■ Goal of the exercise:
Wherever the string "color" appears in a line, extract that line.

■ Entries shown:
================================
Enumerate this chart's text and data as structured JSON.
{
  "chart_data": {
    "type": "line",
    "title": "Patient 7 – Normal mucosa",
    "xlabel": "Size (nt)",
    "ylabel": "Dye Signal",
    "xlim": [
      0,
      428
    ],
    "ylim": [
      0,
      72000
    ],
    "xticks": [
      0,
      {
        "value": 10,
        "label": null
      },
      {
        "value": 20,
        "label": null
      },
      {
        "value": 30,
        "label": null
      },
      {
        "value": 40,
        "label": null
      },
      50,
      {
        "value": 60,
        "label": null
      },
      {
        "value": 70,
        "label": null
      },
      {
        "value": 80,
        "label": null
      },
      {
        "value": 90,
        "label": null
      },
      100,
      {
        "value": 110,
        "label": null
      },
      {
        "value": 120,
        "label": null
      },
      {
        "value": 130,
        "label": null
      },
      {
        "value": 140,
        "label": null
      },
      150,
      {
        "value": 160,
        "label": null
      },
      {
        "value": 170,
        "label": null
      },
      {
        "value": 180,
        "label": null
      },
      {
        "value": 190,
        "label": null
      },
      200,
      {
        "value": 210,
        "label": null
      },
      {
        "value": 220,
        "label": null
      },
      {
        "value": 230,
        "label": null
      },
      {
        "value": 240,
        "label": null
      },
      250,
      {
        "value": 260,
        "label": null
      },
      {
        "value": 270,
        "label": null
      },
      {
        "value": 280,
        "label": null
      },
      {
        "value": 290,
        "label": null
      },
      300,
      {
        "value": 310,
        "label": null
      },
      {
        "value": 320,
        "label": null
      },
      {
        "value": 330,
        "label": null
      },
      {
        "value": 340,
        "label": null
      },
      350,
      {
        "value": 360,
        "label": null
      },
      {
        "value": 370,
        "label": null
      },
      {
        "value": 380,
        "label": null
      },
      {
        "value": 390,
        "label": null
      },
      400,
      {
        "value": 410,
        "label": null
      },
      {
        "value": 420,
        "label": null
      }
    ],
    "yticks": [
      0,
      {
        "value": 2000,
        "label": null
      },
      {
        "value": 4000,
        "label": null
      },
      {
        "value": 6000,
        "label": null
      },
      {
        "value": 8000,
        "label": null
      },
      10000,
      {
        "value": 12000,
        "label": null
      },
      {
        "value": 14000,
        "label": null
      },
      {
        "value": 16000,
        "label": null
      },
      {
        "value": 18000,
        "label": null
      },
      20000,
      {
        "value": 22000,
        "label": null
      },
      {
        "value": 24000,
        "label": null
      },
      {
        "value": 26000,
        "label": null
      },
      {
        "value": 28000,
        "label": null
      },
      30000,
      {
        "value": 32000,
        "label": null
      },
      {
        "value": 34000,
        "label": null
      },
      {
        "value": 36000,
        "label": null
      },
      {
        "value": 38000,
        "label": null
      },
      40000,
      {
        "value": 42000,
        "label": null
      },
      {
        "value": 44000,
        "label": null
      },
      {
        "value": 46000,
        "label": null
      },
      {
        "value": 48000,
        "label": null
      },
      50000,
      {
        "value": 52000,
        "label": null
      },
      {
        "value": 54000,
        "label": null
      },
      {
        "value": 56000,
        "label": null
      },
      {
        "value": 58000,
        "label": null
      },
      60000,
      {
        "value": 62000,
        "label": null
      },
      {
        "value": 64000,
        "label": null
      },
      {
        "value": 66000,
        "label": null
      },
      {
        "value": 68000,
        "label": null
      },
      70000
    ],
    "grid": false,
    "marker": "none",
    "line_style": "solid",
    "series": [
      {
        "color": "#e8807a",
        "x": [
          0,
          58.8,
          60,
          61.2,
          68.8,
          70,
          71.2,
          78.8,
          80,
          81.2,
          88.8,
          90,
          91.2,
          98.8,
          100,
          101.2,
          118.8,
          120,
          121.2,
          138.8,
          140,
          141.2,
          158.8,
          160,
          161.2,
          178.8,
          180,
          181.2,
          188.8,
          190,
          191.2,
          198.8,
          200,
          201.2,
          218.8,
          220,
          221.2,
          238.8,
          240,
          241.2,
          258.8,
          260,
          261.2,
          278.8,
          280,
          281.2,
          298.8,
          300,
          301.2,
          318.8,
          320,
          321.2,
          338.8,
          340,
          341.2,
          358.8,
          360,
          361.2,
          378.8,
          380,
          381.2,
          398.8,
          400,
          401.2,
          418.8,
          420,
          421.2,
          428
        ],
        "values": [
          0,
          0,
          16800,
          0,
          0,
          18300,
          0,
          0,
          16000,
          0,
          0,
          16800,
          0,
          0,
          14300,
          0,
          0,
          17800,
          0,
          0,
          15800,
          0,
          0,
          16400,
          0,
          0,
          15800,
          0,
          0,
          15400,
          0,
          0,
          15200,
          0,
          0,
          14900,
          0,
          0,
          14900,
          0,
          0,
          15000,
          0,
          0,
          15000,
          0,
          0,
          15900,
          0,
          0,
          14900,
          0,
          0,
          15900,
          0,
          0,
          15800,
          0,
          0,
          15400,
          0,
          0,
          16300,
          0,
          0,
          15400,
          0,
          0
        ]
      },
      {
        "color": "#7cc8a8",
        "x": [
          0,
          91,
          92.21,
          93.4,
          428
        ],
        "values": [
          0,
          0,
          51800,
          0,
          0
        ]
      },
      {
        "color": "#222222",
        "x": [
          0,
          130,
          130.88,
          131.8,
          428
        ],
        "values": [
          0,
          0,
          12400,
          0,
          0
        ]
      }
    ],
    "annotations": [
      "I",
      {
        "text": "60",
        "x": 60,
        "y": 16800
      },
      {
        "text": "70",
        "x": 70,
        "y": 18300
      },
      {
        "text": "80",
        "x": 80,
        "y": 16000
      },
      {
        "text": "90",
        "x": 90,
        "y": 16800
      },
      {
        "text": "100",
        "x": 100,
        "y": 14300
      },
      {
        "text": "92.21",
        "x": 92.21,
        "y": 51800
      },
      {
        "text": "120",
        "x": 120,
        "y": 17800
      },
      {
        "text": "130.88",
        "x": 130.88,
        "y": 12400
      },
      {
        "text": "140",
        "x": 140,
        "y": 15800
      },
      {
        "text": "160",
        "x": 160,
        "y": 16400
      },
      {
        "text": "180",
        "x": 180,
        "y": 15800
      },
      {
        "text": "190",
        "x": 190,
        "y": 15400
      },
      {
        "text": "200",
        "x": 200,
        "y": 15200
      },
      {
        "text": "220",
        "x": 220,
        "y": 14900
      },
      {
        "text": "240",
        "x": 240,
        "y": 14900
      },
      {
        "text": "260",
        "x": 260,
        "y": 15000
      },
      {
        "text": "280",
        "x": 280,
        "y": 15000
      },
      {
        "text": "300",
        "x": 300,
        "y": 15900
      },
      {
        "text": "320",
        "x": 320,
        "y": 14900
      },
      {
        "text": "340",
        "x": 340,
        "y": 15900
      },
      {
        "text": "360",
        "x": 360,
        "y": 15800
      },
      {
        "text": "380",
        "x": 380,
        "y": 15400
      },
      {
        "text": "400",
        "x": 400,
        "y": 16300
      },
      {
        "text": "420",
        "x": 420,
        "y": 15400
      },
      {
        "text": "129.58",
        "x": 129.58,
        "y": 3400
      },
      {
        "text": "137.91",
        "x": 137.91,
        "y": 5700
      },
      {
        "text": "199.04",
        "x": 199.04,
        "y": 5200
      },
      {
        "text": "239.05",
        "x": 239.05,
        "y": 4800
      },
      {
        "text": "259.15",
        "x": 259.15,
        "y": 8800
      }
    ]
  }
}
================================
■ Result below:
        "color": "#e8807a",
        "color": "#7cc8a8",
        "color": "#222222",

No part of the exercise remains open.